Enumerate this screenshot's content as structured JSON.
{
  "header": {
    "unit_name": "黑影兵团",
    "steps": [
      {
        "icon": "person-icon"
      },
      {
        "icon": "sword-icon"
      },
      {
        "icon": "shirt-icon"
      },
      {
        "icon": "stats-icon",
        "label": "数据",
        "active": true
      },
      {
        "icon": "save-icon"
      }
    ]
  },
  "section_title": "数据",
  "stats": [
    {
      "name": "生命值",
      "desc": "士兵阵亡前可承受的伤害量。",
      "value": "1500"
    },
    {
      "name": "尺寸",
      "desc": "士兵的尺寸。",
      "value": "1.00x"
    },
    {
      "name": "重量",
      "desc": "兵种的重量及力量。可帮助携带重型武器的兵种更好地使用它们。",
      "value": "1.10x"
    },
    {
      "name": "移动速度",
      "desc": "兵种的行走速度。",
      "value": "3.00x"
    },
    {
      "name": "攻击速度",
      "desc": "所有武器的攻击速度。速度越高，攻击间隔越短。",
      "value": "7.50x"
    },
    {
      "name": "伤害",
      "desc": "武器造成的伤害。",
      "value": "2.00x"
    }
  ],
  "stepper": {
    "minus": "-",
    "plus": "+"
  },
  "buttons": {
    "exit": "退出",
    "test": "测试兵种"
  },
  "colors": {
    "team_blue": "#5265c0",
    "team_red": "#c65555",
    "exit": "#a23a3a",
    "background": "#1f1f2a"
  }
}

WHAT TO DO —
Extract all the entries word for word.

WORKED ANSWER —
Enumerate this screenshot's content as structured JSON.
{
  "header": {
    "unit_name": "黑影兵团",
    "steps": [
      {
        "icon": "person-icon"
      },
      {
        "icon": "sword-icon"
      },
      {
        "icon": "shirt-icon"
      },
      {
        "icon": "stats-icon",
        "label": "数据",
        "active": true
      },
      {
        "icon": "save-icon"
      }
    ]
  },
  "section_title": "数据",
  "stats": [
    {
      "name": "生命值",
      "desc": "士兵阵亡前可承受的伤害量。",
      "value": "1500"
    },
    {
      "name": "尺寸",
      "desc": "士兵的尺寸。",
      "value": "1.00x"
    },
    {
      "name": "重量",
      "desc": "兵种的重量及力量。可帮助携带重型武器的兵种更好地使用它们。",
      "value": "1.10x"
    },
    {
      "name": "移动速度",
      "desc": "兵种的行走速度。",
      "value": "3.00x"
    },
    {
      "name": "攻击速度",
      "desc": "所有武器的攻击速度。速度越高，攻击间隔越短。",
      "value": "7.50x"
    },
    {
      "name": "伤害",
      "desc": "武器造成的伤害。",
      "value": "2.00x"
    }
  ],
  "stepper": {
    "minus": "-",
    "plus": "+"
  },
  "buttons": {
    "exit": "退出",
    "test": "测试兵种"
  },
  "colors": {
    "team_blue": "#5265c0",
    "team_red": "#c65555",
    "exit": "#a23a3a",
    "background": "#1f1f2a"
  }
}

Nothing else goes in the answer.